[Rows from a figure dataset]
══════

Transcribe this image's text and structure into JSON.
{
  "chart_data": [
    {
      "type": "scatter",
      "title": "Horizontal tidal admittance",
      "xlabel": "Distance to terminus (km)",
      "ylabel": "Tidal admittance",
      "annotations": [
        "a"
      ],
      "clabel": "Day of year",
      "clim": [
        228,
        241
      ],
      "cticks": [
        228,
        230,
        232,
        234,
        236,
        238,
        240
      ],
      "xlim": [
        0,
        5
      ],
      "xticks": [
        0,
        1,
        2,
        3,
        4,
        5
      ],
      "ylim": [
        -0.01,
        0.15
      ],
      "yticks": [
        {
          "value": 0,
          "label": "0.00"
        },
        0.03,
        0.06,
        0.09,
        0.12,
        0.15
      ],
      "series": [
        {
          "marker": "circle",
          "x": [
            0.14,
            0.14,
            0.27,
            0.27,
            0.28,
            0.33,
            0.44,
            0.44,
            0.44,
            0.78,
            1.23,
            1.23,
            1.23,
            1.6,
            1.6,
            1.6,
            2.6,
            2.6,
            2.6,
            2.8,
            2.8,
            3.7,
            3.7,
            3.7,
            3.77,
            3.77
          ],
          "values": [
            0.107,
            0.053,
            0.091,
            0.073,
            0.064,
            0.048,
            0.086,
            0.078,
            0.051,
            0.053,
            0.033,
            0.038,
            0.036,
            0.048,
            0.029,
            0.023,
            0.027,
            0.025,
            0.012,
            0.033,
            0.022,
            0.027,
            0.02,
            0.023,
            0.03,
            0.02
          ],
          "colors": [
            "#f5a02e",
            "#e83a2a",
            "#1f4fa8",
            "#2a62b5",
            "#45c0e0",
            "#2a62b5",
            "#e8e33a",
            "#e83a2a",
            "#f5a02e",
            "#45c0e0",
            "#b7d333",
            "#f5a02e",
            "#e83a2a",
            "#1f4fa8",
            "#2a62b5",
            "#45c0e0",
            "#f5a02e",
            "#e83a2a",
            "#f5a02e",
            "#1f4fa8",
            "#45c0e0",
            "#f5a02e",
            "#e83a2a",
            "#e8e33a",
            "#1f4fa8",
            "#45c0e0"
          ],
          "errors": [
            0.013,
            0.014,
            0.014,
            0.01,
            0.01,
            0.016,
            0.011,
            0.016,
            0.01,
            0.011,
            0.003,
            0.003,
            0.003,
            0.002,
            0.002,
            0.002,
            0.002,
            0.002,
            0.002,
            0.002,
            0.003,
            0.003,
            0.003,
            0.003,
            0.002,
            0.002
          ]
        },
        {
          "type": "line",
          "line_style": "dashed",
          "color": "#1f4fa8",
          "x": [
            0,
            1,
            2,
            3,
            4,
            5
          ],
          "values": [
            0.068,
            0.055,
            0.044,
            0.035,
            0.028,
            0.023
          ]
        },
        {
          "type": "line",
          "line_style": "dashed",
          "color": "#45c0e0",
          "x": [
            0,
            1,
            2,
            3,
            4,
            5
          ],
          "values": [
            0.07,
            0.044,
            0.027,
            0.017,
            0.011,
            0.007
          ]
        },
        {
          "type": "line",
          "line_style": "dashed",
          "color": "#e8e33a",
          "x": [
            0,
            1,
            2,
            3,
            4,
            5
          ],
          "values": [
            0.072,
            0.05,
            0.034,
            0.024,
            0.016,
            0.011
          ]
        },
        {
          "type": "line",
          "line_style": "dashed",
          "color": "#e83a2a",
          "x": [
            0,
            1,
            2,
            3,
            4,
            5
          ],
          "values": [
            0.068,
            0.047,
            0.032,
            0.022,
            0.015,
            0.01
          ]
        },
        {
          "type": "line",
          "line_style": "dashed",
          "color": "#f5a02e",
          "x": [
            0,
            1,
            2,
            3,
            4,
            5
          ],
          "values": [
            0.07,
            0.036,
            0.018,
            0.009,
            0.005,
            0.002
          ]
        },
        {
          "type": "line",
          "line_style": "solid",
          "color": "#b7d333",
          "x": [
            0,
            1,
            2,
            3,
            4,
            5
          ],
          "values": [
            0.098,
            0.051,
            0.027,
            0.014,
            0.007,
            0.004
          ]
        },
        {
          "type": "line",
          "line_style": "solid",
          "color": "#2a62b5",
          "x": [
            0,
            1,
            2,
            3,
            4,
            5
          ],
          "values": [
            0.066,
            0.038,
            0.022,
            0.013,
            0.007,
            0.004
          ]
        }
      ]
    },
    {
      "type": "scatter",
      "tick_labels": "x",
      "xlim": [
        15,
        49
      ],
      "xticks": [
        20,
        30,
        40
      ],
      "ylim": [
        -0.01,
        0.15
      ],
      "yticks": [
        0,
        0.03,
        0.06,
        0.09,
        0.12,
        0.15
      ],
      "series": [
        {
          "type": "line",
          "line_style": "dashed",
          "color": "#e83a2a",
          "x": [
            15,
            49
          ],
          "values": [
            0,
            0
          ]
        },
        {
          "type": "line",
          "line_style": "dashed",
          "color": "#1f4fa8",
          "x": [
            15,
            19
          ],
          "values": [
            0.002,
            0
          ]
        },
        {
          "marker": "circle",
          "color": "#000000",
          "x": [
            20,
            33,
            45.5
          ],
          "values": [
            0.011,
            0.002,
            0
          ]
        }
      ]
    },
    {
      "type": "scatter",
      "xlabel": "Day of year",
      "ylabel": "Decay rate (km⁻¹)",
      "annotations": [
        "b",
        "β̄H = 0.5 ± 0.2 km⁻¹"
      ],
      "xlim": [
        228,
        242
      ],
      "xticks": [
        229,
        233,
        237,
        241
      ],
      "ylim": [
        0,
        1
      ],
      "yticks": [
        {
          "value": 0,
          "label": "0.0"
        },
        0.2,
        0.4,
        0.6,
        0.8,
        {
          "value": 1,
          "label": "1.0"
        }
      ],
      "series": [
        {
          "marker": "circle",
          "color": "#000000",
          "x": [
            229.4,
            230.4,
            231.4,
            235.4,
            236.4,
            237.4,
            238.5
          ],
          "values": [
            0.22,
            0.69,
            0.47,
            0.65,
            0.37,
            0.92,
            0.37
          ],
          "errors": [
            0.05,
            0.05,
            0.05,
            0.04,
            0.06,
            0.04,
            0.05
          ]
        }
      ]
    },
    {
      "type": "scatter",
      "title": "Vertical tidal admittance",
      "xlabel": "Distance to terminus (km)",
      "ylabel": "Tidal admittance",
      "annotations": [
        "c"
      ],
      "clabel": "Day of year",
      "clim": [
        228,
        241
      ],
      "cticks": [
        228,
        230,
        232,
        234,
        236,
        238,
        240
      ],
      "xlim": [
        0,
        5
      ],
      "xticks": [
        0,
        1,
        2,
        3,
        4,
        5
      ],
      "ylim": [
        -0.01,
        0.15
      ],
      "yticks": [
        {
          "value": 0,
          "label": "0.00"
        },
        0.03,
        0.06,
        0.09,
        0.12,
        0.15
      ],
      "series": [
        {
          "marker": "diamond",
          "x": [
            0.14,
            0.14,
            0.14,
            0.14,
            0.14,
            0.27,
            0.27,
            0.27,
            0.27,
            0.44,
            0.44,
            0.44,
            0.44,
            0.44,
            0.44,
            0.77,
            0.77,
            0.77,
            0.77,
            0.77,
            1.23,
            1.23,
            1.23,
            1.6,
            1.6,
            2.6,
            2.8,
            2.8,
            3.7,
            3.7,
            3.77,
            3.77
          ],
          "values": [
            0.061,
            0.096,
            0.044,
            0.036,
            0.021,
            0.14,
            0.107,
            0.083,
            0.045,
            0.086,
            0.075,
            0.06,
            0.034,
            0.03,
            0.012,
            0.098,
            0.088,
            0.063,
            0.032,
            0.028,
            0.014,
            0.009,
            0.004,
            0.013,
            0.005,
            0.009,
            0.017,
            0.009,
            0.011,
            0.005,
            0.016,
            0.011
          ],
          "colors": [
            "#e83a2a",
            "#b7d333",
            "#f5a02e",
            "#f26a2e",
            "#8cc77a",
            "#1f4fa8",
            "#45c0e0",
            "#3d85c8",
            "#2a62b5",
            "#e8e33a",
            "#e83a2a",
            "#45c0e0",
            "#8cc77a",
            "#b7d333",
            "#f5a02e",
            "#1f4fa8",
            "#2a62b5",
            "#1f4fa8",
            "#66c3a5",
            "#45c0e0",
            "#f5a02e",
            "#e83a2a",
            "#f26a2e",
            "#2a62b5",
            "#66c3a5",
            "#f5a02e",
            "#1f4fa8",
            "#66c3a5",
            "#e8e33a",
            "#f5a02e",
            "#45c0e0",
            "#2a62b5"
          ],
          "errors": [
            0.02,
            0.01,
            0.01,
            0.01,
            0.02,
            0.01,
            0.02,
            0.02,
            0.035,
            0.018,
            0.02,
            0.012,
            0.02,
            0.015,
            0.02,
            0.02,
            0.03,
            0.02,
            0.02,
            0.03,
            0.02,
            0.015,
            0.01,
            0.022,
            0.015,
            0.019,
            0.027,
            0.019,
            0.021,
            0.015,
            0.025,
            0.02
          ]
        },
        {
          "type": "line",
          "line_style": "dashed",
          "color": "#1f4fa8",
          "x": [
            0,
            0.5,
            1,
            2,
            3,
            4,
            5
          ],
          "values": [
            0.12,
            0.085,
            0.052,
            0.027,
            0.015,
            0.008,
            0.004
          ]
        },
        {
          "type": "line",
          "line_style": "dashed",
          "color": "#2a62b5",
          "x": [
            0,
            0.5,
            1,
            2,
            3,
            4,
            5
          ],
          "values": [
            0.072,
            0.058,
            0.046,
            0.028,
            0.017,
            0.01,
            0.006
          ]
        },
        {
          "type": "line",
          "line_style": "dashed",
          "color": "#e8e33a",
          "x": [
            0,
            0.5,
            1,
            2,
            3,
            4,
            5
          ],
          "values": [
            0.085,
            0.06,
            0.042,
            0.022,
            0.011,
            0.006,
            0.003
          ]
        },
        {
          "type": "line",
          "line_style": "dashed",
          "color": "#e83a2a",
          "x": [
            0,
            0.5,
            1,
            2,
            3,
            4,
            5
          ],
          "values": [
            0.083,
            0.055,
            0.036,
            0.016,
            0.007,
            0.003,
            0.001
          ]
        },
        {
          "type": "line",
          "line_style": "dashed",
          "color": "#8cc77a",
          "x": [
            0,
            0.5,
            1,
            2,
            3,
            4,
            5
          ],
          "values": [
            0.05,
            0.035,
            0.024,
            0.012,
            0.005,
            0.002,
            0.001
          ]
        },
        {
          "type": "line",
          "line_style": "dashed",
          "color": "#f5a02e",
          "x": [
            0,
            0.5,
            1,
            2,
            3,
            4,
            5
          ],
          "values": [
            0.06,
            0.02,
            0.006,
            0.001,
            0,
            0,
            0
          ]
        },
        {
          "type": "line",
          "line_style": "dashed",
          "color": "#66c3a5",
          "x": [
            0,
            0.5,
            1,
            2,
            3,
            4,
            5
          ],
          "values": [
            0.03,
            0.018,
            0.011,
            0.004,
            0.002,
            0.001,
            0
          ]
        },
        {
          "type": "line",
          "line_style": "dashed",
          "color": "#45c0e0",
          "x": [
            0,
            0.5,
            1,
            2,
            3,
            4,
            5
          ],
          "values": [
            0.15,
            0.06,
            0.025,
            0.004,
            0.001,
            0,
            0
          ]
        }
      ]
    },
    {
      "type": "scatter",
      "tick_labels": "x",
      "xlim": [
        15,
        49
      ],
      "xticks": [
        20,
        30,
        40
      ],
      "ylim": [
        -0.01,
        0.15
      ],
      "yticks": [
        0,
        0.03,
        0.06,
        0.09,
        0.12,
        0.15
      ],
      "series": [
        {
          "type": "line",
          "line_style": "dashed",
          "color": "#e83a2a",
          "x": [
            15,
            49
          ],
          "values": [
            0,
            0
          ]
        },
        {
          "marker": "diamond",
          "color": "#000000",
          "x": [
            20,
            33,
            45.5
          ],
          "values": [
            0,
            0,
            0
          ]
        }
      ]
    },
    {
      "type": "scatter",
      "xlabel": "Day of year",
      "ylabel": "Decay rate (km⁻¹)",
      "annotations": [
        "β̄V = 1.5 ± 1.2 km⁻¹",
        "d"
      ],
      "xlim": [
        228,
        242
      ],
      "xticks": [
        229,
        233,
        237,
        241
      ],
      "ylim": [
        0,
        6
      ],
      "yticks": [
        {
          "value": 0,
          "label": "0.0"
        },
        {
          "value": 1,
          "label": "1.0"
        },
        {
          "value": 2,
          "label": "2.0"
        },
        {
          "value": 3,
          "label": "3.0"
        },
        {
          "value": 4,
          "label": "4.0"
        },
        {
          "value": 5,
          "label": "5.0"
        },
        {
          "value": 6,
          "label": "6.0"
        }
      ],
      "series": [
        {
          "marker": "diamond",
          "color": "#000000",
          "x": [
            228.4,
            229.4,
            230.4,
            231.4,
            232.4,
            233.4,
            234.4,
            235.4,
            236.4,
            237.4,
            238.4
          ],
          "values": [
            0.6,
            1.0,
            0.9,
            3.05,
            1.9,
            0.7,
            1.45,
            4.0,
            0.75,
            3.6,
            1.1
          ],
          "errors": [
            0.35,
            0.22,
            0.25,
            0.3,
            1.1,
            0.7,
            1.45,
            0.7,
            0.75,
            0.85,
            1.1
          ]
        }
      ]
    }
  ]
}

══════

§ **Instructions for the task**: Extract all lines from the material above that include the word "title".

§ **Problem solution**:
      "title": "Horizontal tidal admittance",
      "title": "Vertical tidal admittance",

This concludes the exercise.